> [STATED TASK]:
Quote the data below in full, please, without altering anything.
* START ENTRIES SUPPLIED *
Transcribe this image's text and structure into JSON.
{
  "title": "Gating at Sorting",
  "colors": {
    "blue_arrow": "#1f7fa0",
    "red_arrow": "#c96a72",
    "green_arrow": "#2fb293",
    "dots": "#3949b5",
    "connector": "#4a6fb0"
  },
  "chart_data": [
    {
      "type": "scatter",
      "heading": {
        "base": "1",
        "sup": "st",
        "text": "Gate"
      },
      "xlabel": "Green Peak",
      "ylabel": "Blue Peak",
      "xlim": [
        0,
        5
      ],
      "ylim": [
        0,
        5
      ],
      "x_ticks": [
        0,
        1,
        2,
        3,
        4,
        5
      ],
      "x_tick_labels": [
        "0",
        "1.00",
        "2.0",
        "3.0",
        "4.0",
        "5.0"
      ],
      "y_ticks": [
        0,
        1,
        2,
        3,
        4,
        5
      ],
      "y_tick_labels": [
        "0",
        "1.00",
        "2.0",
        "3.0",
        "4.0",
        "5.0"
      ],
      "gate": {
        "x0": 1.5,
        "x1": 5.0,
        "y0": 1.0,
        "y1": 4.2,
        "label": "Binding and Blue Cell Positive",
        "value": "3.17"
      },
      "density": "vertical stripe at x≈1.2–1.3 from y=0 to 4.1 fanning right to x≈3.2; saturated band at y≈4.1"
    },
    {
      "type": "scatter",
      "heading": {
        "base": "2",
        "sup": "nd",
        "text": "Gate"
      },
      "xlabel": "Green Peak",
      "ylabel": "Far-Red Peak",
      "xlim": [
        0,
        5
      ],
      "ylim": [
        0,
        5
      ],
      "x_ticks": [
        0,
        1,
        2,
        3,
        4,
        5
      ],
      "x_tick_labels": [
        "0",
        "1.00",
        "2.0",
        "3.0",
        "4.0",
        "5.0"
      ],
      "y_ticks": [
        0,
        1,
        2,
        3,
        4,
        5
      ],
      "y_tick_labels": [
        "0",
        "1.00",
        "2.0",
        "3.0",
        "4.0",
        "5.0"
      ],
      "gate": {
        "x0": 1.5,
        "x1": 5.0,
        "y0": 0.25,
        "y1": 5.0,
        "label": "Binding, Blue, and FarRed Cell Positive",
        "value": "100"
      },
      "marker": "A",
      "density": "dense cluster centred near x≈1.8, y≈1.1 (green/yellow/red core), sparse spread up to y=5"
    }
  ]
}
* END ENTRIES SUPPLIED *
> [SOLUTION FOR THIS PROBLEM]:
Transcribe this image's text and structure into JSON.
{
  "title": "Gating at Sorting",
  "colors": {
    "blue_arrow": "#1f7fa0",
    "red_arrow": "#c96a72",
    "green_arrow": "#2fb293",
    "dots": "#3949b5",
    "connector": "#4a6fb0"
  },
  "chart_data": [
    {
      "type": "scatter",
      "heading": {
        "base": "1",
        "sup": "st",
        "text": "Gate"
      },
      "xlabel": "Green Peak",
      "ylabel": "Blue Peak",
      "xlim": [
        0,
        5
      ],
      "ylim": [
        0,
        5
      ],
      "x_ticks": [
        0,
        1,
        2,
        3,
        4,
        5
      ],
      "x_tick_labels": [
        "0",
        "1.00",
        "2.0",
        "3.0",
        "4.0",
        "5.0"
      ],
      "y_ticks": [
        0,
        1,
        2,
        3,
        4,
        5
      ],
      "y_tick_labels": [
        "0",
        "1.00",
        "2.0",
        "3.0",
        "4.0",
        "5.0"
      ],
      "gate": {
        "x0": 1.5,
        "x1": 5.0,
        "y0": 1.0,
        "y1": 4.2,
        "label": "Binding and Blue Cell Positive",
        "value": "3.17"
      },
      "density": "vertical stripe at x≈1.2–1.3 from y=0 to 4.1 fanning right to x≈3.2; saturated band at y≈4.1"
    },
    {
      "type": "scatter",
      "heading": {
        "base": "2",
        "sup": "nd",
        "text": "Gate"
      },
      "xlabel": "Green Peak",
      "ylabel": "Far-Red Peak",
      "xlim": [
        0,
        5
      ],
      "ylim": [
        0,
        5
      ],
      "x_ticks": [
        0,
        1,
        2,
        3,
        4,
        5
      ],
      "x_tick_labels": [
        "0",
        "1.00",
        "2.0",
        "3.0",
        "4.0",
        "5.0"
      ],
      "y_ticks": [
        0,
        1,
        2,
        3,
        4,
        5
      ],
      "y_tick_labels": [
        "0",
        "1.00",
        "2.0",
        "3.0",
        "4.0",
        "5.0"
      ],
      "gate": {
        "x0": 1.5,
        "x1": 5.0,
        "y0": 0.25,
        "y1": 5.0,
        "label": "Binding, Blue, and FarRed Cell Positive",
        "value": "100"
      },
      "marker": "A",
      "density": "dense cluster centred near x≈1.8, y≈1.1 (green/yellow/red core), sparse spread up to y=5"
    }
  ]
}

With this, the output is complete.